Excerpted records =
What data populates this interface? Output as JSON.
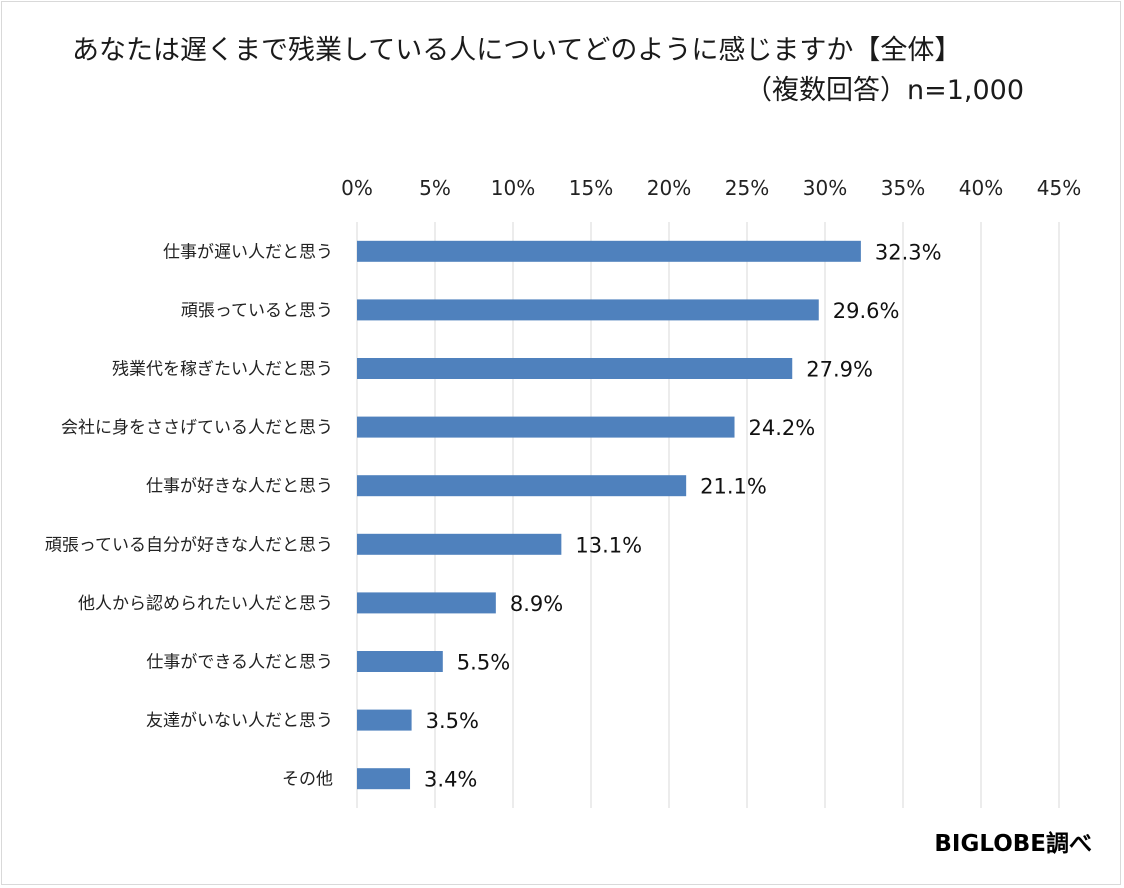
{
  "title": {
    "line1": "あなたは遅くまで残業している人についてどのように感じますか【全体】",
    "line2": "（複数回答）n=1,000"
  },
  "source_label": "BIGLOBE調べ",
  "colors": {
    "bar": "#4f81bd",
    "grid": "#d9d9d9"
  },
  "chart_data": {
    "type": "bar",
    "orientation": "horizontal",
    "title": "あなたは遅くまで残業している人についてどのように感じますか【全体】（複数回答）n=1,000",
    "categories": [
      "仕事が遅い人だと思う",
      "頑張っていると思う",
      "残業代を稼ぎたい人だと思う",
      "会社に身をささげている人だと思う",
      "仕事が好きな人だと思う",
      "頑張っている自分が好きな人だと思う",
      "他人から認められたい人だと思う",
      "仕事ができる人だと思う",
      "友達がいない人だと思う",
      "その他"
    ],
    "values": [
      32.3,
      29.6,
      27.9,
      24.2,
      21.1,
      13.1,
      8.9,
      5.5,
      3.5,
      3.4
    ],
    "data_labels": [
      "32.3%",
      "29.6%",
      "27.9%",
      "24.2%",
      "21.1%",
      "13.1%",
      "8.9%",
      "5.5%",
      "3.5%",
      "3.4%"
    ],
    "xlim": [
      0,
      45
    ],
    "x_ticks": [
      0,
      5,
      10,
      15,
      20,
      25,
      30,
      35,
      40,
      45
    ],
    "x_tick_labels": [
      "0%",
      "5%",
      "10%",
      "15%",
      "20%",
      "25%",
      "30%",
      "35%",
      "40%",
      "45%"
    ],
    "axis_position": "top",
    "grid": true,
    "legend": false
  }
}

Stated problem =
Skip the pictures and transcribe the rest of the records exactly.

Result of the task =
What data populates this interface? Output as JSON.
{
  "title": {
    "line1": "あなたは遅くまで残業している人についてどのように感じますか【全体】",
    "line2": "（複数回答）n=1,000"
  },
  "source_label": "BIGLOBE調べ",
  "colors": {
    "bar": "#4f81bd",
    "grid": "#d9d9d9"
  },
  "chart_data": {
    "type": "bar",
    "orientation": "horizontal",
    "title": "あなたは遅くまで残業している人についてどのように感じますか【全体】（複数回答）n=1,000",
    "categories": [
      "仕事が遅い人だと思う",
      "頑張っていると思う",
      "残業代を稼ぎたい人だと思う",
      "会社に身をささげている人だと思う",
      "仕事が好きな人だと思う",
      "頑張っている自分が好きな人だと思う",
      "他人から認められたい人だと思う",
      "仕事ができる人だと思う",
      "友達がいない人だと思う",
      "その他"
    ],
    "values": [
      32.3,
      29.6,
      27.9,
      24.2,
      21.1,
      13.1,
      8.9,
      5.5,
      3.5,
      3.4
    ],
    "data_labels": [
      "32.3%",
      "29.6%",
      "27.9%",
      "24.2%",
      "21.1%",
      "13.1%",
      "8.9%",
      "5.5%",
      "3.5%",
      "3.4%"
    ],
    "xlim": [
      0,
      45
    ],
    "x_ticks": [
      0,
      5,
      10,
      15,
      20,
      25,
      30,
      35,
      40,
      45
    ],
    "x_tick_labels": [
      "0%",
      "5%",
      "10%",
      "15%",
      "20%",
      "25%",
      "30%",
      "35%",
      "40%",
      "45%"
    ],
    "axis_position": "top",
    "grid": true,
    "legend": false
  }
}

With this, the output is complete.